### Exercise material
§ §
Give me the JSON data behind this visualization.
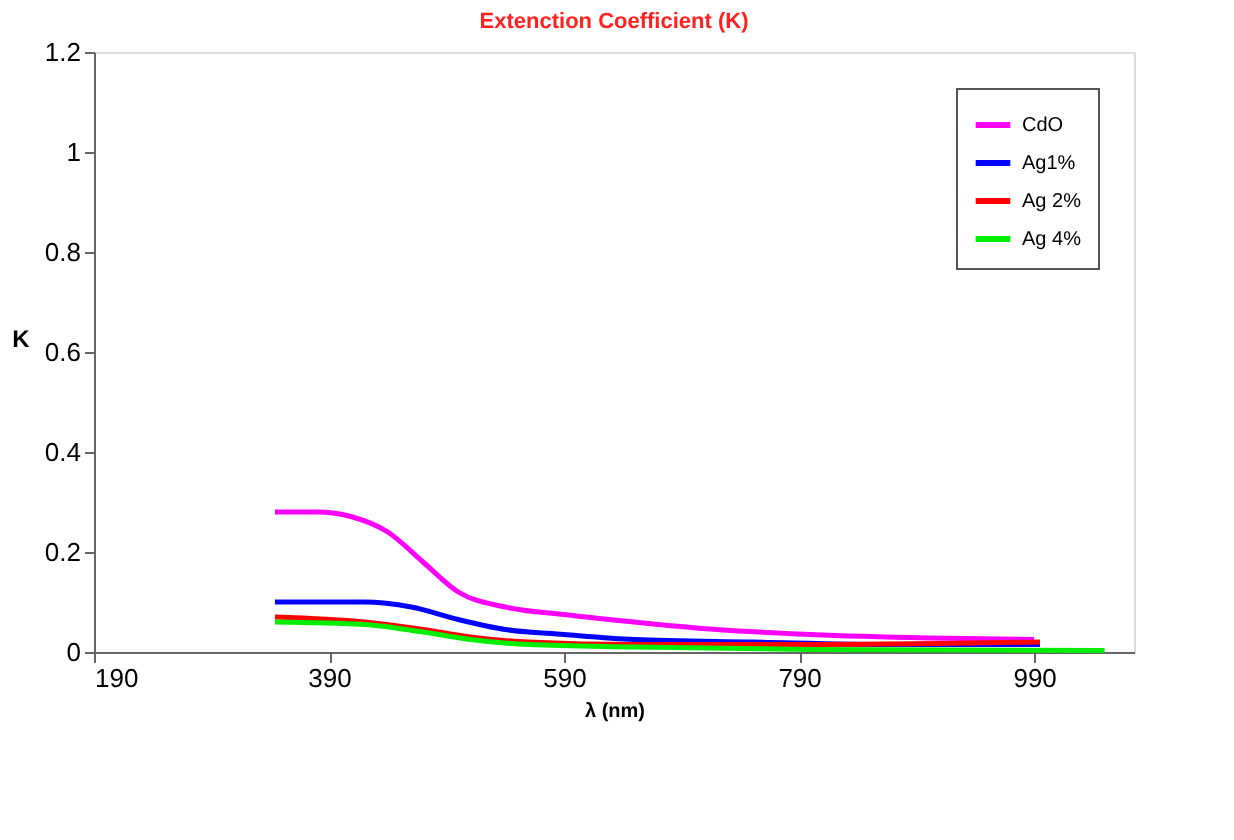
{
  "chart_data": {
    "type": "line",
    "title": "Extenction Coefficient (K)",
    "xlabel": "λ (nm)",
    "ylabel": "K",
    "xlim": [
      190,
      1075
    ],
    "xticks": [
      190,
      390,
      590,
      790,
      990
    ],
    "ylim": [
      0,
      1.2
    ],
    "yticks": [
      0,
      0.2,
      0.4,
      0.6,
      0.8,
      1,
      1.2
    ],
    "grid": false,
    "legend": "top right",
    "marker": "none",
    "line_style": "solid",
    "series": [
      {
        "name": "CdO",
        "color": "#ff00ff",
        "x": [
          344,
          380,
          410,
          440,
          470,
          500,
          540,
          590,
          650,
          720,
          800,
          900,
          990
        ],
        "values": [
          0.28,
          0.28,
          0.27,
          0.24,
          0.18,
          0.12,
          0.09,
          0.075,
          0.06,
          0.045,
          0.035,
          0.028,
          0.025
        ]
      },
      {
        "name": "Ag1%",
        "color": "#0000ff",
        "x": [
          344,
          420,
          460,
          500,
          540,
          590,
          650,
          750,
          870,
          995
        ],
        "values": [
          0.1,
          0.1,
          0.09,
          0.065,
          0.045,
          0.035,
          0.025,
          0.02,
          0.015,
          0.015
        ]
      },
      {
        "name": "Ag 2%",
        "color": "#ff0000",
        "x": [
          344,
          420,
          470,
          510,
          560,
          650,
          800,
          995
        ],
        "values": [
          0.07,
          0.06,
          0.045,
          0.03,
          0.02,
          0.015,
          0.015,
          0.02
        ]
      },
      {
        "name": "Ag 4%",
        "color": "#00ee00",
        "x": [
          344,
          420,
          470,
          510,
          560,
          650,
          800,
          1050
        ],
        "values": [
          0.06,
          0.055,
          0.04,
          0.025,
          0.015,
          0.01,
          0.005,
          0.003
        ]
      }
    ]
  }
}
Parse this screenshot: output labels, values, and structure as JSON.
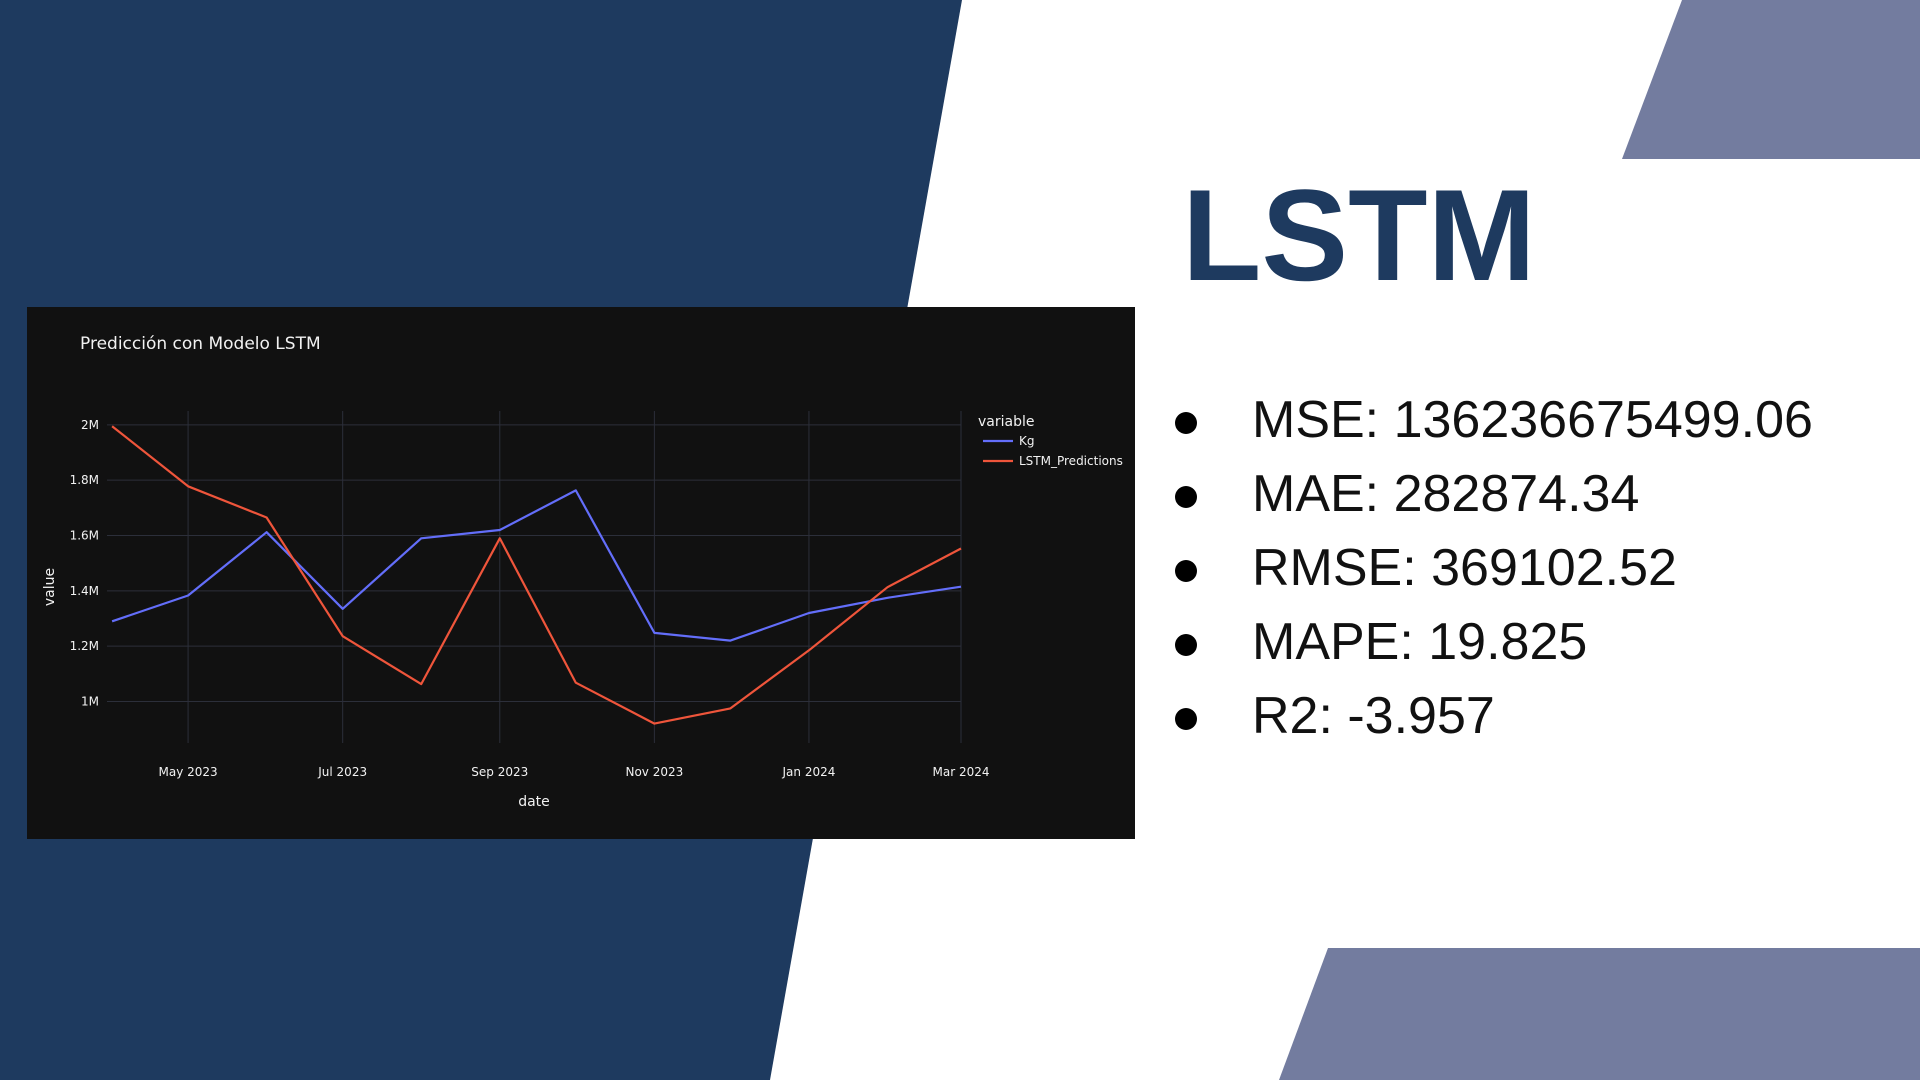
{
  "slide": {
    "title": "LSTM",
    "colors": {
      "navy": "#1e3a5f",
      "slate": "#737c9f",
      "background": "#ffffff"
    },
    "metrics": [
      {
        "label": "MSE: 136236675499.06"
      },
      {
        "label": "MAE: 282874.34"
      },
      {
        "label": "RMSE: 369102.52"
      },
      {
        "label": "MAPE: 19.825"
      },
      {
        "label": "R2: -3.957"
      }
    ]
  },
  "chart_data": {
    "type": "line",
    "title": "Predicción con Modelo LSTM",
    "xlabel": "date",
    "ylabel": "value",
    "legend_title": "variable",
    "legend_position": "top-right",
    "grid": true,
    "x": [
      "2023-04-01",
      "2023-05-01",
      "2023-06-01",
      "2023-07-01",
      "2023-08-01",
      "2023-09-01",
      "2023-10-01",
      "2023-11-01",
      "2023-12-01",
      "2024-01-01",
      "2024-02-01",
      "2024-03-01"
    ],
    "x_range": [
      "2023-03-30",
      "2024-03-01"
    ],
    "x_ticks": [
      {
        "date": "2023-05-01",
        "label": "May 2023"
      },
      {
        "date": "2023-07-01",
        "label": "Jul 2023"
      },
      {
        "date": "2023-09-01",
        "label": "Sep 2023"
      },
      {
        "date": "2023-11-01",
        "label": "Nov 2023"
      },
      {
        "date": "2024-01-01",
        "label": "Jan 2024"
      },
      {
        "date": "2024-03-01",
        "label": "Mar 2024"
      }
    ],
    "ylim": [
      850000,
      2050000
    ],
    "y_ticks": [
      {
        "value": 1000000,
        "label": "1M"
      },
      {
        "value": 1200000,
        "label": "1.2M"
      },
      {
        "value": 1400000,
        "label": "1.4M"
      },
      {
        "value": 1600000,
        "label": "1.6M"
      },
      {
        "value": 1800000,
        "label": "1.8M"
      },
      {
        "value": 2000000,
        "label": "2M"
      }
    ],
    "series": [
      {
        "name": "Kg",
        "color": "#636efa",
        "values": [
          1290000,
          1383000,
          1612000,
          1335000,
          1590000,
          1620000,
          1763000,
          1248000,
          1220000,
          1320000,
          1375000,
          1415000
        ]
      },
      {
        "name": "LSTM_Predictions",
        "color": "#ef553b",
        "values": [
          1995000,
          1778000,
          1665000,
          1236000,
          1063000,
          1590000,
          1068000,
          920000,
          975000,
          1185000,
          1413000,
          1553000
        ]
      }
    ]
  }
}
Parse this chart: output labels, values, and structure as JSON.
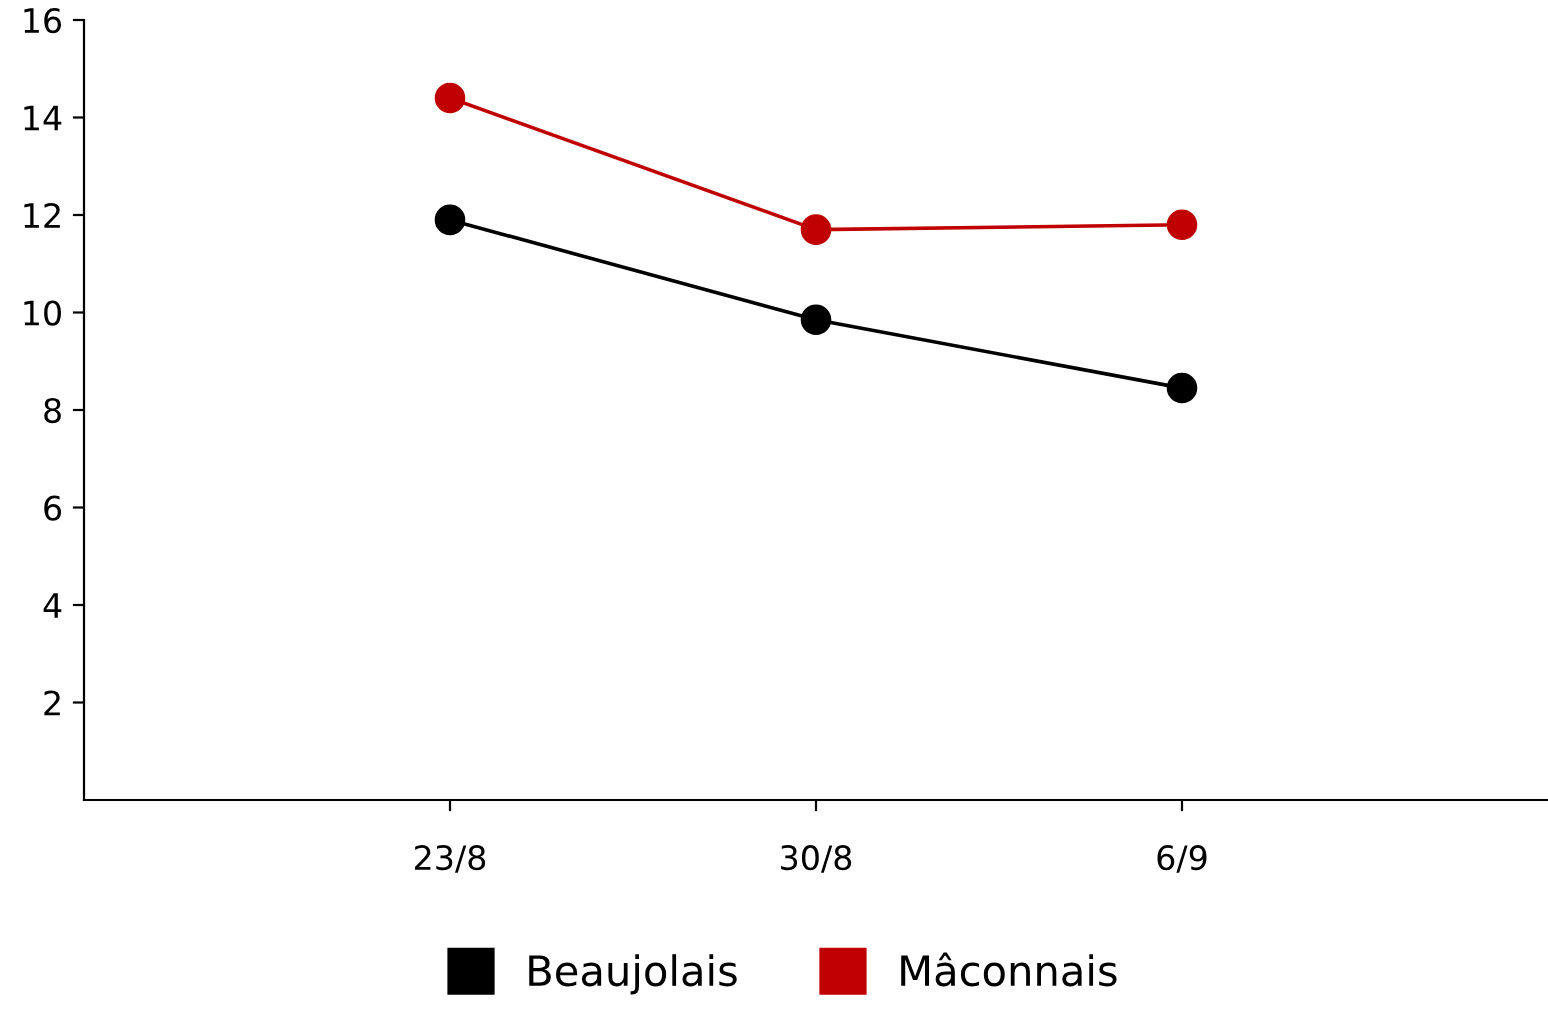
{
  "chart_data": {
    "type": "line",
    "categories": [
      "23/8",
      "30/8",
      "6/9"
    ],
    "series": [
      {
        "name": "Beaujolais",
        "color": "#000000",
        "values": [
          11.9,
          9.85,
          8.45
        ]
      },
      {
        "name": "Mâconnais",
        "color": "#c00000",
        "values": [
          14.4,
          11.7,
          11.8
        ]
      }
    ],
    "ylim": [
      0,
      16
    ],
    "yticks": [
      2,
      4,
      6,
      8,
      10,
      12,
      14,
      16
    ],
    "marker": "circle",
    "line_style": "solid",
    "grid": false,
    "legend": "bottom"
  }
}
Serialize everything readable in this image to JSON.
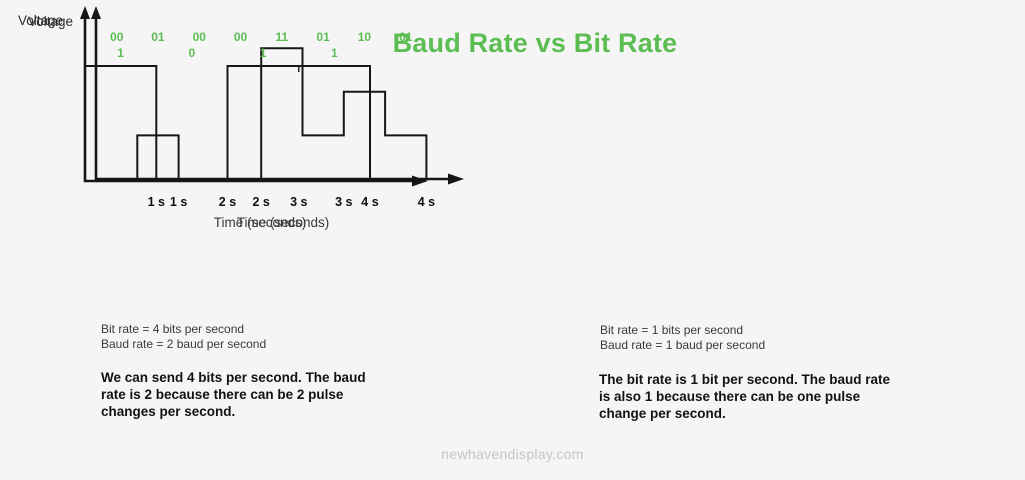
§ §
Leave out the pictures and output every record above precisely as given.

Give me the JSON data behind this visualization.
{
  "chart_data": {
    "type": "line",
    "title": "Extenction Coefficient (K)",
    "xlabel": "λ (nm)",
    "ylabel": "K",
    "xlim": [
      190,
      1075
    ],
    "xticks": [
      190,
      390,
      590,
      790,
      990
    ],
    "ylim": [
      0,
      1.2
    ],
    "yticks": [
      0,
      0.2,
      0.4,
      0.6,
      0.8,
      1,
      1.2
    ],
    "grid": false,
    "legend": "top right",
    "marker": "none",
    "line_style": "solid",
    "series": [
      {
        "name": "CdO",
        "color": "#ff00ff",
        "x": [
          344,
          380,
          410,
          440,
          470,
          500,
          540,
          590,
          650,
          720,
          800,
          900,
          990
        ],
        "values": [
          0.28,
          0.28,
          0.27,
          0.24,
          0.18,
          0.12,
          0.09,
          0.075,
          0.06,
          0.045,
          0.035,
          0.028,
          0.025
        ]
      },
      {
        "name": "Ag1%",
        "color": "#0000ff",
        "x": [
          344,
          420,
          460,
          500,
          540,
          590,
          650,
          750,
          870,
          995
        ],
        "values": [
          0.1,
          0.1,
          0.09,
          0.065,
          0.045,
          0.035,
          0.025,
          0.02,
          0.015,
          0.015
        ]
      },
      {
        "name": "Ag 2%",
        "color": "#ff0000",
        "x": [
          344,
          420,
          470,
          510,
          560,
          650,
          800,
          995
        ],
        "values": [
          0.07,
          0.06,
          0.045,
          0.03,
          0.02,
          0.015,
          0.015,
          0.02
        ]
      },
      {
        "name": "Ag 4%",
        "color": "#00ee00",
        "x": [
          344,
          420,
          470,
          510,
          560,
          650,
          800,
          1050
        ],
        "values": [
          0.06,
          0.055,
          0.04,
          0.025,
          0.015,
          0.01,
          0.005,
          0.003
        ]
      }
    ]
  }
}
Parse this screenshot: output labels, values, and structure as JSON.
{
  "slide": {
    "title": "LSTM",
    "colors": {
      "navy": "#1e3a5f",
      "slate": "#737c9f",
      "background": "#ffffff"
    },
    "metrics": [
      {
        "label": "MSE: 136236675499.06"
      },
      {
        "label": "MAE: 282874.34"
      },
      {
        "label": "RMSE: 369102.52"
      },
      {
        "label": "MAPE: 19.825"
      },
      {
        "label": "R2: -3.957"
      }
    ]
  },
  "chart_data": {
    "type": "line",
    "title": "Predicción con Modelo LSTM",
    "xlabel": "date",
    "ylabel": "value",
    "legend_title": "variable",
    "legend_position": "top-right",
    "grid": true,
    "x": [
      "2023-04-01",
      "2023-05-01",
      "2023-06-01",
      "2023-07-01",
      "2023-08-01",
      "2023-09-01",
      "2023-10-01",
      "2023-11-01",
      "2023-12-01",
      "2024-01-01",
      "2024-02-01",
      "2024-03-01"
    ],
    "x_range": [
      "2023-03-30",
      "2024-03-01"
    ],
    "x_ticks": [
      {
        "date": "2023-05-01",
        "label": "May 2023"
      },
      {
        "date": "2023-07-01",
        "label": "Jul 2023"
      },
      {
        "date": "2023-09-01",
        "label": "Sep 2023"
      },
      {
        "date": "2023-11-01",
        "label": "Nov 2023"
      },
      {
        "date": "2024-01-01",
        "label": "Jan 2024"
      },
      {
        "date": "2024-03-01",
        "label": "Mar 2024"
      }
    ],
    "ylim": [
      850000,
      2050000
    ],
    "y_ticks": [
      {
        "value": 1000000,
        "label": "1M"
      },
      {
        "value": 1200000,
        "label": "1.2M"
      },
      {
        "value": 1400000,
        "label": "1.4M"
      },
      {
        "value": 1600000,
        "label": "1.6M"
      },
      {
        "value": 1800000,
        "label": "1.8M"
      },
      {
        "value": 2000000,
        "label": "2M"
      }
    ],
    "series": [
      {
        "name": "Kg",
        "color": "#636efa",
        "values": [
          1290000,
          1383000,
          1612000,
          1335000,
          1590000,
          1620000,
          1763000,
          1248000,
          1220000,
          1320000,
          1375000,
          1415000
        ]
      },
      {
        "name": "LSTM_Predictions",
        "color": "#ef553b",
        "values": [
          1995000,
          1778000,
          1665000,
          1236000,
          1063000,
          1590000,
          1068000,
          920000,
          975000,
          1185000,
          1413000,
          1553000
        ]
      }
    ]
  }
}
Parse this chart: output labels, values, and structure as JSON.
{
  "chart_data": {
    "type": "line",
    "categories": [
      "23/8",
      "30/8",
      "6/9"
    ],
    "series": [
      {
        "name": "Beaujolais",
        "color": "#000000",
        "values": [
          11.9,
          9.85,
          8.45
        ]
      },
      {
        "name": "Mâconnais",
        "color": "#c00000",
        "values": [
          14.4,
          11.7,
          11.8
        ]
      }
    ],
    "ylim": [
      0,
      16
    ],
    "yticks": [
      2,
      4,
      6,
      8,
      10,
      12,
      14,
      16
    ],
    "marker": "circle",
    "line_style": "solid",
    "grid": false,
    "legend": "bottom"
  }
}
Serialize everything readable in this image to JSON.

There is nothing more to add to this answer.